━━ Extracted material ━━

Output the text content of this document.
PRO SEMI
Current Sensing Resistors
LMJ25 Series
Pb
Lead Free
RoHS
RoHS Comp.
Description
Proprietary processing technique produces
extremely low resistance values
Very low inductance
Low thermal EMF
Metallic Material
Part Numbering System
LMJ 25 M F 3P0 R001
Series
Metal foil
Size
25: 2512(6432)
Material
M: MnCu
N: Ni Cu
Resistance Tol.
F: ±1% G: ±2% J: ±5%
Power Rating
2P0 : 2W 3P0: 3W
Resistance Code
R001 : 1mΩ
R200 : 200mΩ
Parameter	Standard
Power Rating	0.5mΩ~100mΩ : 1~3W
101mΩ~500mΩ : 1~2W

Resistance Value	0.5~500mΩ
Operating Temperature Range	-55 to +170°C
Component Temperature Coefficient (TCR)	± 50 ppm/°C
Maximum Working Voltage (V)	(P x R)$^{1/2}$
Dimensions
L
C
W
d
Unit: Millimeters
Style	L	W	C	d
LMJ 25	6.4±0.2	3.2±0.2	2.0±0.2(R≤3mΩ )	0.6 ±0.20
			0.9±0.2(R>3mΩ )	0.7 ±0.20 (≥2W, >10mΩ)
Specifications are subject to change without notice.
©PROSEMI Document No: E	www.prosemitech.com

━━━
━━ Extracted material ━━

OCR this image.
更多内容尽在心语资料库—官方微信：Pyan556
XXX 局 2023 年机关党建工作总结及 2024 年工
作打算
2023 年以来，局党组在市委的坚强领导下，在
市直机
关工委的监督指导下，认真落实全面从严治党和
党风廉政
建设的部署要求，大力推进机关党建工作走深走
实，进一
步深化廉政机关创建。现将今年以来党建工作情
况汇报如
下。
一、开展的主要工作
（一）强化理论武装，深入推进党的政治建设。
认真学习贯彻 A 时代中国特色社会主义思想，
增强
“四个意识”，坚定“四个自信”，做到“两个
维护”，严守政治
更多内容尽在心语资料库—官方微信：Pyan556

━━━

== Goal ==
Give the count of lines in the listing above that include "this", with no other words.

== Exercise solution ==
2